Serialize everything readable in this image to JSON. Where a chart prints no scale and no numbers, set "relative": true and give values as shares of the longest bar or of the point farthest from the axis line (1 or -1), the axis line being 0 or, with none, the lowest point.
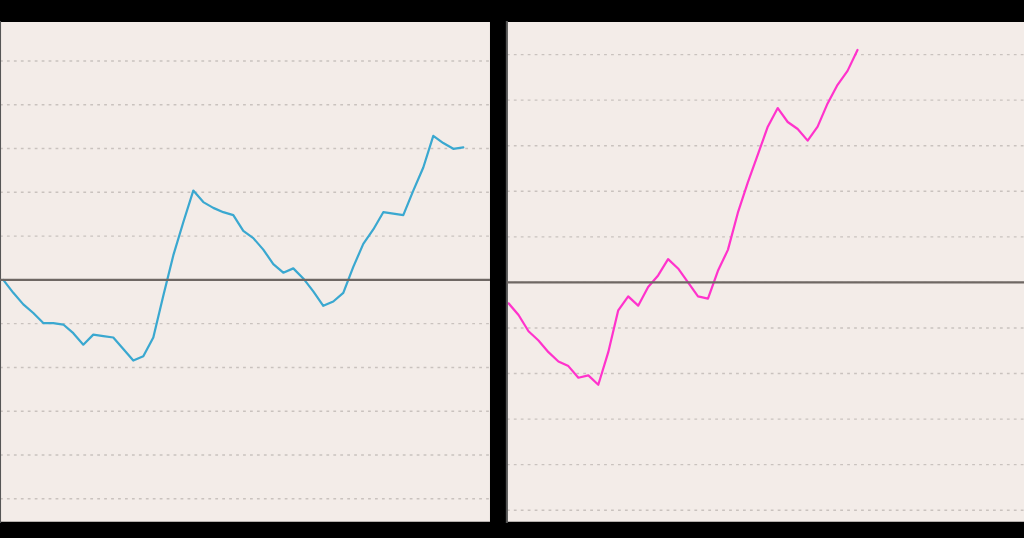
{
  "chart_data": [
    {
      "type": "line",
      "relative": true,
      "grid": "y",
      "line_style": "solid",
      "categories": [
        null,
        null,
        null,
        null,
        null,
        null,
        null,
        null,
        null,
        null,
        null,
        null,
        null,
        null,
        null,
        null,
        null,
        null,
        null,
        null,
        null,
        null,
        null,
        null,
        null,
        null,
        null,
        null,
        null,
        null,
        null,
        null,
        null,
        null,
        null,
        null,
        null,
        null,
        null,
        null,
        null,
        null,
        null,
        null,
        null,
        null,
        null
      ],
      "series": [
        {
          "color": "#3aa8d0",
          "values": [
            0,
            -0.09,
            -0.17,
            -0.23,
            -0.3,
            -0.3,
            -0.31,
            -0.37,
            -0.45,
            -0.38,
            -0.39,
            -0.4,
            -0.48,
            -0.56,
            -0.53,
            -0.4,
            -0.11,
            0.17,
            0.4,
            0.62,
            0.54,
            0.5,
            0.47,
            0.45,
            0.34,
            0.29,
            0.21,
            0.11,
            0.05,
            0.08,
            0.01,
            -0.08,
            -0.18,
            -0.15,
            -0.09,
            0.09,
            0.25,
            0.35,
            0.47,
            0.46,
            0.45,
            0.62,
            0.78,
            1.0,
            0.95,
            0.91,
            0.92
          ]
        }
      ]
    },
    {
      "type": "line",
      "relative": true,
      "grid": "y",
      "line_style": "solid",
      "categories": [
        null,
        null,
        null,
        null,
        null,
        null,
        null,
        null,
        null,
        null,
        null,
        null,
        null,
        null,
        null,
        null,
        null,
        null,
        null,
        null,
        null,
        null,
        null,
        null,
        null,
        null,
        null,
        null,
        null,
        null,
        null,
        null,
        null,
        null,
        null,
        null
      ],
      "series": [
        {
          "color": "#ff33cc",
          "values": [
            -0.09,
            -0.14,
            -0.21,
            -0.25,
            -0.3,
            -0.34,
            -0.36,
            -0.41,
            -0.4,
            -0.44,
            -0.3,
            -0.12,
            -0.06,
            -0.1,
            -0.02,
            0.03,
            0.1,
            0.06,
            0.0,
            -0.06,
            -0.07,
            0.05,
            0.14,
            0.3,
            0.43,
            0.55,
            0.67,
            0.75,
            0.69,
            0.66,
            0.61,
            0.67,
            0.77,
            0.85,
            0.91,
            1.0
          ]
        }
      ]
    }
  ]
}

**INSTRUCTIONS TO FOLLOW:**
All records should be output exactly, with the pictures left out.

**SOLUTION FOR THIS PROBLEM:**
Serialize everything readable in this image to JSON. Where a chart prints no scale and no numbers, set "relative": true and give values as shares of the longest bar or of the point farthest from the axis line (1 or -1), the axis line being 0 or, with none, the lowest point.
{
  "chart_data": [
    {
      "type": "line",
      "relative": true,
      "grid": "y",
      "line_style": "solid",
      "categories": [
        null,
        null,
        null,
        null,
        null,
        null,
        null,
        null,
        null,
        null,
        null,
        null,
        null,
        null,
        null,
        null,
        null,
        null,
        null,
        null,
        null,
        null,
        null,
        null,
        null,
        null,
        null,
        null,
        null,
        null,
        null,
        null,
        null,
        null,
        null,
        null,
        null,
        null,
        null,
        null,
        null,
        null,
        null,
        null,
        null,
        null,
        null
      ],
      "series": [
        {
          "color": "#3aa8d0",
          "values": [
            0,
            -0.09,
            -0.17,
            -0.23,
            -0.3,
            -0.3,
            -0.31,
            -0.37,
            -0.45,
            -0.38,
            -0.39,
            -0.4,
            -0.48,
            -0.56,
            -0.53,
            -0.4,
            -0.11,
            0.17,
            0.4,
            0.62,
            0.54,
            0.5,
            0.47,
            0.45,
            0.34,
            0.29,
            0.21,
            0.11,
            0.05,
            0.08,
            0.01,
            -0.08,
            -0.18,
            -0.15,
            -0.09,
            0.09,
            0.25,
            0.35,
            0.47,
            0.46,
            0.45,
            0.62,
            0.78,
            1.0,
            0.95,
            0.91,
            0.92
          ]
        }
      ]
    },
    {
      "type": "line",
      "relative": true,
      "grid": "y",
      "line_style": "solid",
      "categories": [
        null,
        null,
        null,
        null,
        null,
        null,
        null,
        null,
        null,
        null,
        null,
        null,
        null,
        null,
        null,
        null,
        null,
        null,
        null,
        null,
        null,
        null,
        null,
        null,
        null,
        null,
        null,
        null,
        null,
        null,
        null,
        null,
        null,
        null,
        null,
        null
      ],
      "series": [
        {
          "color": "#ff33cc",
          "values": [
            -0.09,
            -0.14,
            -0.21,
            -0.25,
            -0.3,
            -0.34,
            -0.36,
            -0.41,
            -0.4,
            -0.44,
            -0.3,
            -0.12,
            -0.06,
            -0.1,
            -0.02,
            0.03,
            0.1,
            0.06,
            0.0,
            -0.06,
            -0.07,
            0.05,
            0.14,
            0.3,
            0.43,
            0.55,
            0.67,
            0.75,
            0.69,
            0.66,
            0.61,
            0.67,
            0.77,
            0.85,
            0.91,
            1.0
          ]
        }
      ]
    }
  ]
}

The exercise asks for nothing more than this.